**Work required**. Read the records and gather each line that includes "screenshot".

**Information shown**.
/---
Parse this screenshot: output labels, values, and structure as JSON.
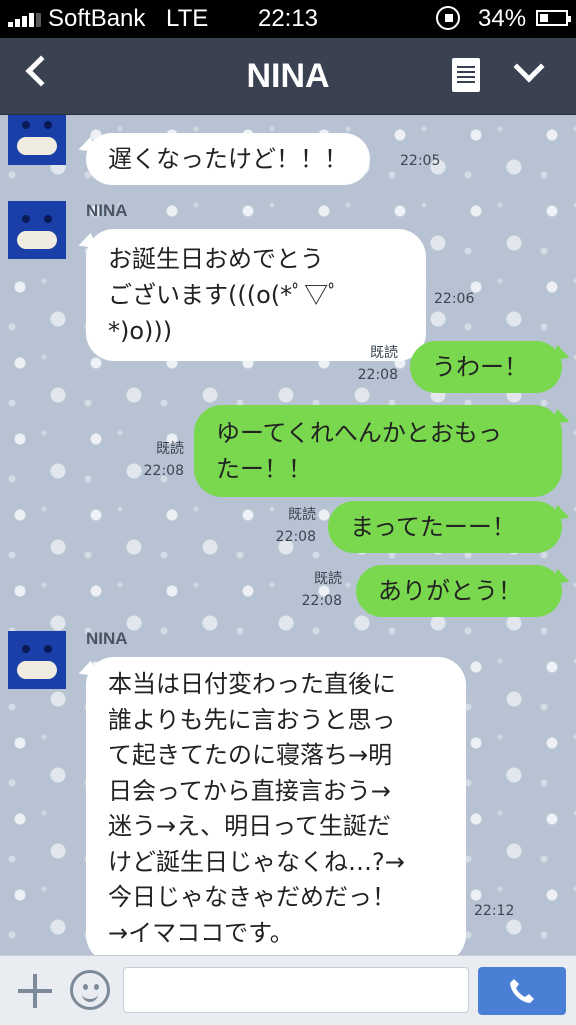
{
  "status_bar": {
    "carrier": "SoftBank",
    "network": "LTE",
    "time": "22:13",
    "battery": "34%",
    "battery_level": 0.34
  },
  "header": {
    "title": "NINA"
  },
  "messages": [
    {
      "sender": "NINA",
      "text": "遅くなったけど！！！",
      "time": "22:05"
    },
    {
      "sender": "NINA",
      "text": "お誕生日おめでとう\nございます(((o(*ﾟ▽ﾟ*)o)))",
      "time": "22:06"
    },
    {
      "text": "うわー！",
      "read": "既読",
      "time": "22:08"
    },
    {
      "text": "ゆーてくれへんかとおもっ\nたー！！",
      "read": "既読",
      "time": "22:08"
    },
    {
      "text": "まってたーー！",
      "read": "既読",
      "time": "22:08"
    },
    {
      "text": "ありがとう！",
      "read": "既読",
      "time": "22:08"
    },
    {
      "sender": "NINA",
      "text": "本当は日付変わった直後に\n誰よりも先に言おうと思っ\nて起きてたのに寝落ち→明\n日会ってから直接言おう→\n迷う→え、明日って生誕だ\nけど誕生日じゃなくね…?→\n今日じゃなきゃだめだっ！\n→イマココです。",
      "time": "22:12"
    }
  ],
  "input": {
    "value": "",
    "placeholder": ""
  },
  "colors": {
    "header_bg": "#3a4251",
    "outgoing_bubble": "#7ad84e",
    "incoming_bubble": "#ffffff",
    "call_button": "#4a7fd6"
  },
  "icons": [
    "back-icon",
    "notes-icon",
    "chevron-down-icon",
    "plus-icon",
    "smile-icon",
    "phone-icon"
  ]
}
\---
/---
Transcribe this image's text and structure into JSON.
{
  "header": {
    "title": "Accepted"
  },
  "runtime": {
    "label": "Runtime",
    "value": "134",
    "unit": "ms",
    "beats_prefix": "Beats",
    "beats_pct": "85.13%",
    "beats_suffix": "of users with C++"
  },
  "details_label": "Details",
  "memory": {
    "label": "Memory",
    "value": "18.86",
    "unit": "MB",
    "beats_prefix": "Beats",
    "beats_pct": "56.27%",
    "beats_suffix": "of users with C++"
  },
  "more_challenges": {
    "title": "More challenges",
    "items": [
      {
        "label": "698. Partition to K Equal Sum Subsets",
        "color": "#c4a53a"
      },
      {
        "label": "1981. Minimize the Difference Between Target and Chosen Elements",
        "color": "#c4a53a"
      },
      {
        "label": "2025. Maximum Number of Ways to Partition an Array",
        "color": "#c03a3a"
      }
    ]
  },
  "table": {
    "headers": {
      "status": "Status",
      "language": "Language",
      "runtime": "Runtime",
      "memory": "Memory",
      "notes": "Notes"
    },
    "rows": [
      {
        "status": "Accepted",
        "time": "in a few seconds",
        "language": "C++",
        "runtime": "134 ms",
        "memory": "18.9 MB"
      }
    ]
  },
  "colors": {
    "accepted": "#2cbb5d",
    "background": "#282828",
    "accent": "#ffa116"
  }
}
\---
/---
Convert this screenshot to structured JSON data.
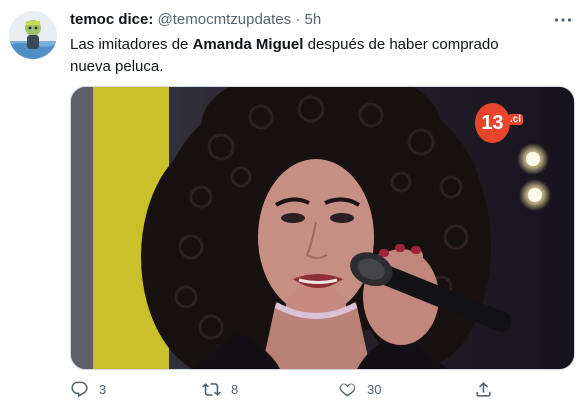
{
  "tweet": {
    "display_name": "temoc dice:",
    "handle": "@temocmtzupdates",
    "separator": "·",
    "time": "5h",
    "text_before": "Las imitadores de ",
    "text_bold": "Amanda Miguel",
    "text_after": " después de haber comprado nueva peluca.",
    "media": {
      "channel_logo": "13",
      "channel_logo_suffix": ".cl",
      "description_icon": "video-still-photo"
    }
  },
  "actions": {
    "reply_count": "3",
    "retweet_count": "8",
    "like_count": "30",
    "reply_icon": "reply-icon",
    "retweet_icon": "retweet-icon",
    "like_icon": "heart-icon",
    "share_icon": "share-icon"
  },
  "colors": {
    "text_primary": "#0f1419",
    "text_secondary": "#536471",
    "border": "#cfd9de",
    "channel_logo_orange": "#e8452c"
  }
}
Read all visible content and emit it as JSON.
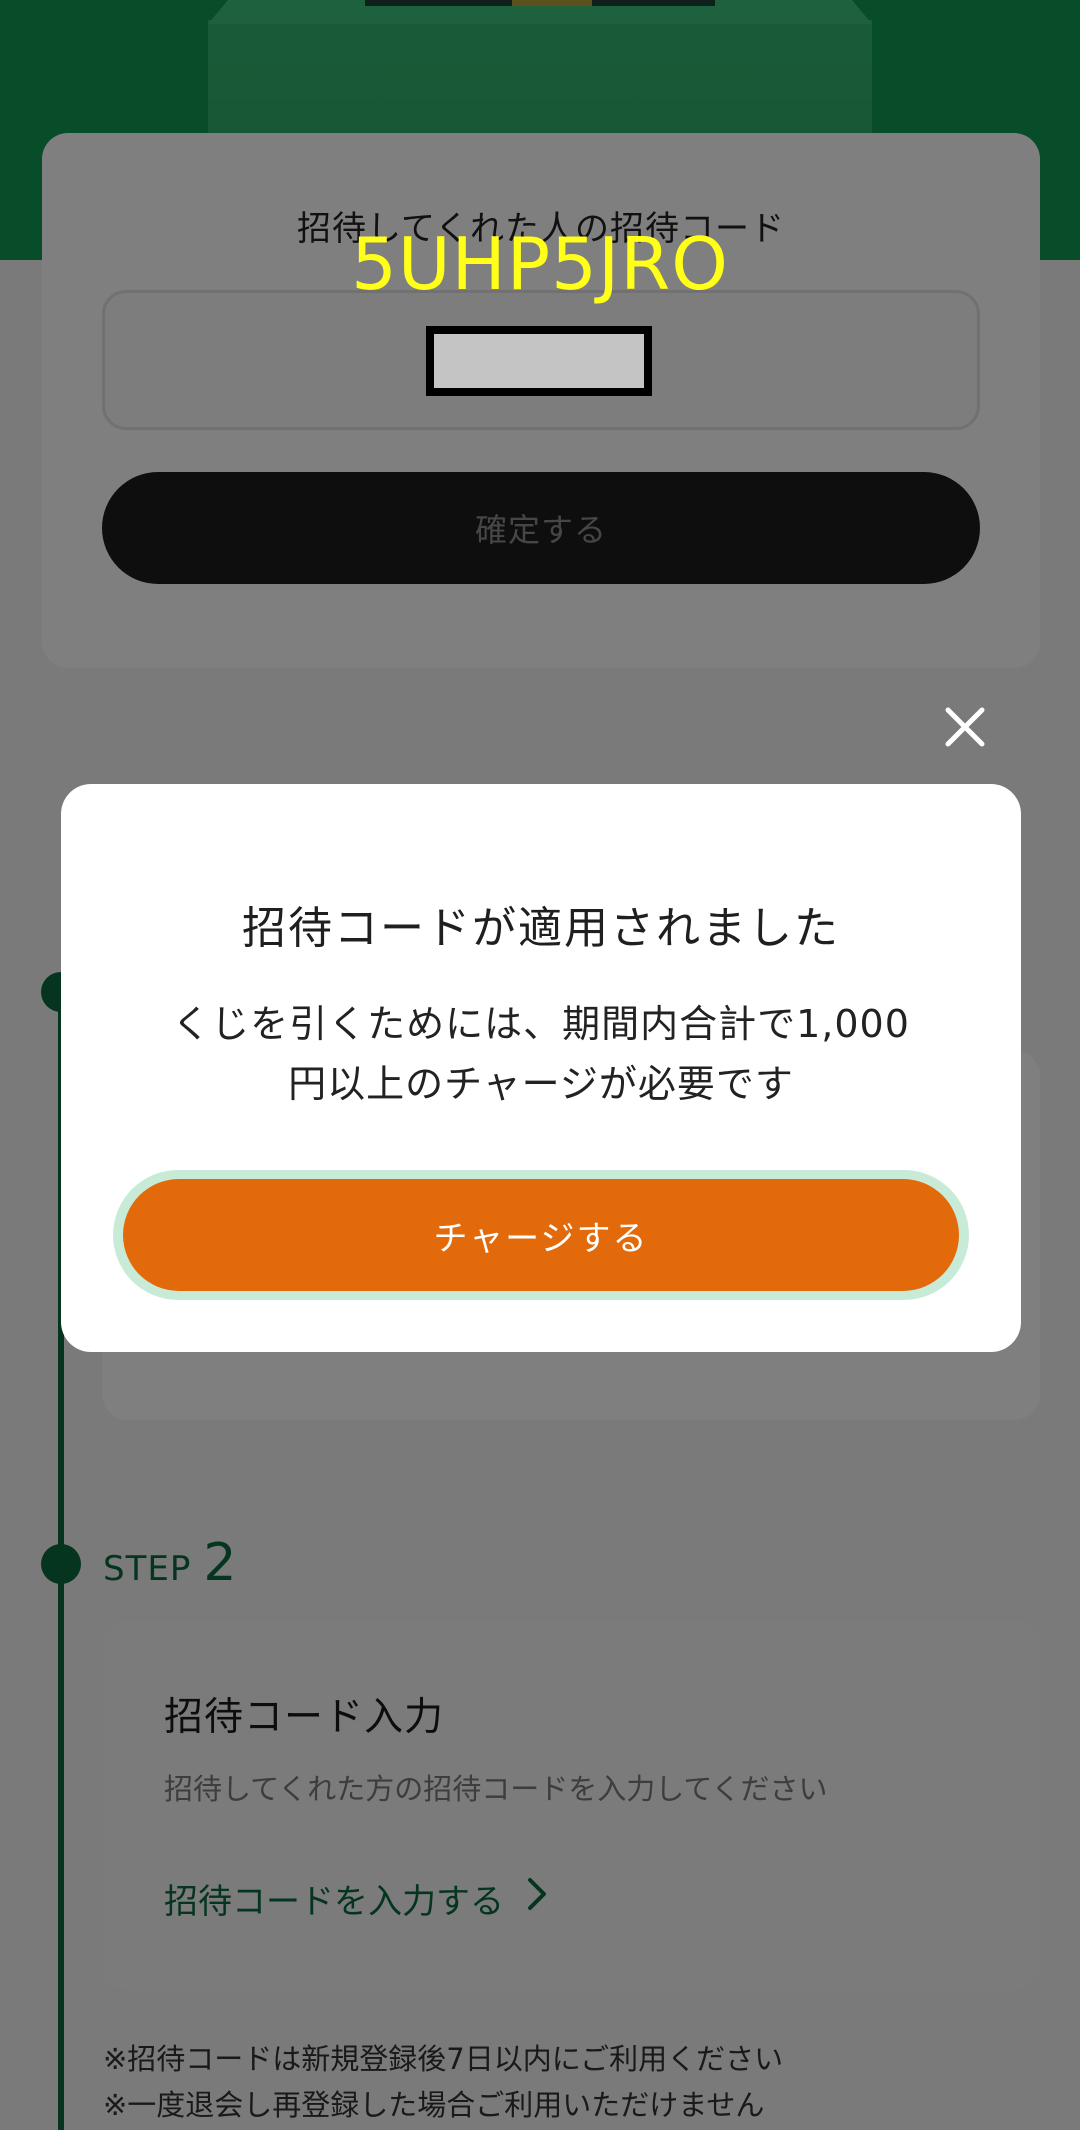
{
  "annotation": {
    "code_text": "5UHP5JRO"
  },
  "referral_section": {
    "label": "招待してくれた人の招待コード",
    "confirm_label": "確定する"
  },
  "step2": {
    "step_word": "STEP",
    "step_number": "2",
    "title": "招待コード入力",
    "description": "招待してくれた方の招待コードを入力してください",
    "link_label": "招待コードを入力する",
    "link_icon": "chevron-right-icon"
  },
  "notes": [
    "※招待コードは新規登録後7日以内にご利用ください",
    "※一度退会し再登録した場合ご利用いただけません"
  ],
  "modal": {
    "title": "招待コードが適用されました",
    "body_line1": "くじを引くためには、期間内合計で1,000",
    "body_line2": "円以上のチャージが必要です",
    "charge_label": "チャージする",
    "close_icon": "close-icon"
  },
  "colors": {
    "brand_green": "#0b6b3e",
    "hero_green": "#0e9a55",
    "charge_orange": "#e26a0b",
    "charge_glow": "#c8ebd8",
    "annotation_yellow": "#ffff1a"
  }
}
\---
**Worked answer**.
Parse this screenshot: output labels, values, and structure as JSON.
Convert this screenshot to structured JSON data.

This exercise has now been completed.